* **What is being asked**
Copy out each line exactly; pictures stay out of the copy.

§ §

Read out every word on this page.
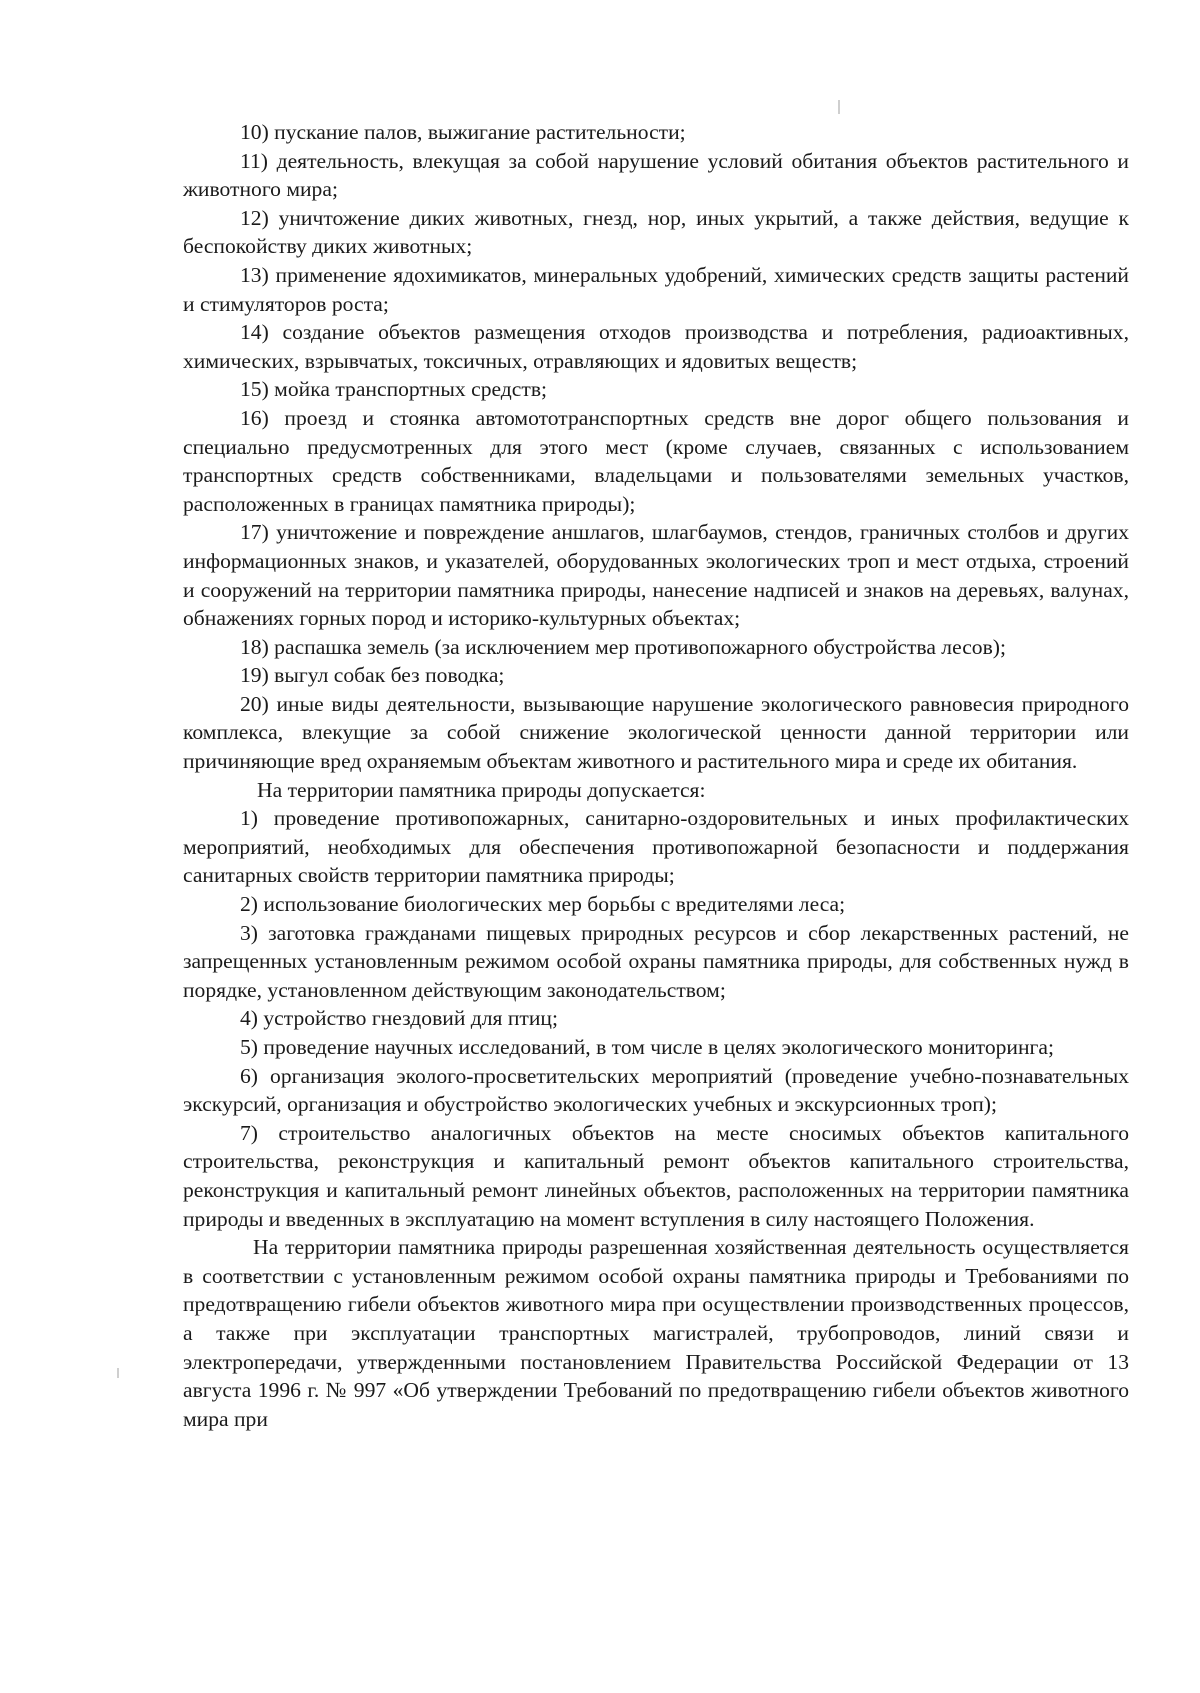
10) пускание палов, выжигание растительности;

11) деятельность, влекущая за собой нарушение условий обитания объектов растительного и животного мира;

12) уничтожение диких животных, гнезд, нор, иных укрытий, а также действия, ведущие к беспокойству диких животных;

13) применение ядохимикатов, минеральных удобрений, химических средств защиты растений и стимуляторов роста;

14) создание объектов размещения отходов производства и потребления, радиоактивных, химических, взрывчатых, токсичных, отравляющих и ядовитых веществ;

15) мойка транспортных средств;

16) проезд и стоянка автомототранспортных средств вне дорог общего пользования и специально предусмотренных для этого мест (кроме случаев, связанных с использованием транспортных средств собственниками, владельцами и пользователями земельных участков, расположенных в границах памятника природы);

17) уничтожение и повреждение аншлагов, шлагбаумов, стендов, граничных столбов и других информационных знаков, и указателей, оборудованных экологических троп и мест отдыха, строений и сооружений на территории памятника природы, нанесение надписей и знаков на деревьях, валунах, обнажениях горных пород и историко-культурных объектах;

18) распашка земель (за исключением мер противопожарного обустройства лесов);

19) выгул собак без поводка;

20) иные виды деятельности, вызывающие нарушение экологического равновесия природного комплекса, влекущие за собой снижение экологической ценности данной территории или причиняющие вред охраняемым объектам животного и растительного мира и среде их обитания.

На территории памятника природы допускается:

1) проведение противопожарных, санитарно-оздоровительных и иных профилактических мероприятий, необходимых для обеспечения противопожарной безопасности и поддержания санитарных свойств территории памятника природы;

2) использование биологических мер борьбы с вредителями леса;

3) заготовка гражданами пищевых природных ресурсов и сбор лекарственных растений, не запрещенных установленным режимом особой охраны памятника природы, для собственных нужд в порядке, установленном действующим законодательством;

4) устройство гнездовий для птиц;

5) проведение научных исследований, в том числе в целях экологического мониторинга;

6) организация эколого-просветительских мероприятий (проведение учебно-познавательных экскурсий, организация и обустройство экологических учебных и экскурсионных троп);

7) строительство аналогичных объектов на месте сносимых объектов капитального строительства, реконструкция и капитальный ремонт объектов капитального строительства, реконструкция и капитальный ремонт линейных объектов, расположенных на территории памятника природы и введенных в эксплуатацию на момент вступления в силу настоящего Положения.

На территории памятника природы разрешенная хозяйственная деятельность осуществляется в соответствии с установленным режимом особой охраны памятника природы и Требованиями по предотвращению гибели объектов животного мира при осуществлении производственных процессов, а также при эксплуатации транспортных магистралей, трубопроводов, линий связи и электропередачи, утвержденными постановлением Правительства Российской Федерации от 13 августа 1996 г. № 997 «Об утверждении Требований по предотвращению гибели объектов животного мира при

§ §

* **Result**
Read out every word on this page.
10) пускание палов, выжигание растительности;

11) деятельность, влекущая за собой нарушение условий обитания объектов растительного и животного мира;

12) уничтожение диких животных, гнезд, нор, иных укрытий, а также действия, ведущие к беспокойству диких животных;

13) применение ядохимикатов, минеральных удобрений, химических средств защиты растений и стимуляторов роста;

14) создание объектов размещения отходов производства и потребления, радиоактивных, химических, взрывчатых, токсичных, отравляющих и ядовитых веществ;

15) мойка транспортных средств;

16) проезд и стоянка автомототранспортных средств вне дорог общего пользования и специально предусмотренных для этого мест (кроме случаев, связанных с использованием транспортных средств собственниками, владельцами и пользователями земельных участков, расположенных в границах памятника природы);

17) уничтожение и повреждение аншлагов, шлагбаумов, стендов, граничных столбов и других информационных знаков, и указателей, оборудованных экологических троп и мест отдыха, строений и сооружений на территории памятника природы, нанесение надписей и знаков на деревьях, валунах, обнажениях горных пород и историко-культурных объектах;

18) распашка земель (за исключением мер противопожарного обустройства лесов);

19) выгул собак без поводка;

20) иные виды деятельности, вызывающие нарушение экологического равновесия природного комплекса, влекущие за собой снижение экологической ценности данной территории или причиняющие вред охраняемым объектам животного и растительного мира и среде их обитания.

На территории памятника природы допускается:

1) проведение противопожарных, санитарно-оздоровительных и иных профилактических мероприятий, необходимых для обеспечения противопожарной безопасности и поддержания санитарных свойств территории памятника природы;

2) использование биологических мер борьбы с вредителями леса;

3) заготовка гражданами пищевых природных ресурсов и сбор лекарственных растений, не запрещенных установленным режимом особой охраны памятника природы, для собственных нужд в порядке, установленном действующим законодательством;

4) устройство гнездовий для птиц;

5) проведение научных исследований, в том числе в целях экологического мониторинга;

6) организация эколого-просветительских мероприятий (проведение учебно-познавательных экскурсий, организация и обустройство экологических учебных и экскурсионных троп);

7) строительство аналогичных объектов на месте сносимых объектов капитального строительства, реконструкция и капитальный ремонт объектов капитального строительства, реконструкция и капитальный ремонт линейных объектов, расположенных на территории памятника природы и введенных в эксплуатацию на момент вступления в силу настоящего Положения.

На территории памятника природы разрешенная хозяйственная деятельность осуществляется в соответствии с установленным режимом особой охраны памятника природы и Требованиями по предотвращению гибели объектов животного мира при осуществлении производственных процессов, а также при эксплуатации транспортных магистралей, трубопроводов, линий связи и электропередачи, утвержденными постановлением Правительства Российской Федерации от 13 августа 1996 г. № 997 «Об утверждении Требований по предотвращению гибели объектов животного мира при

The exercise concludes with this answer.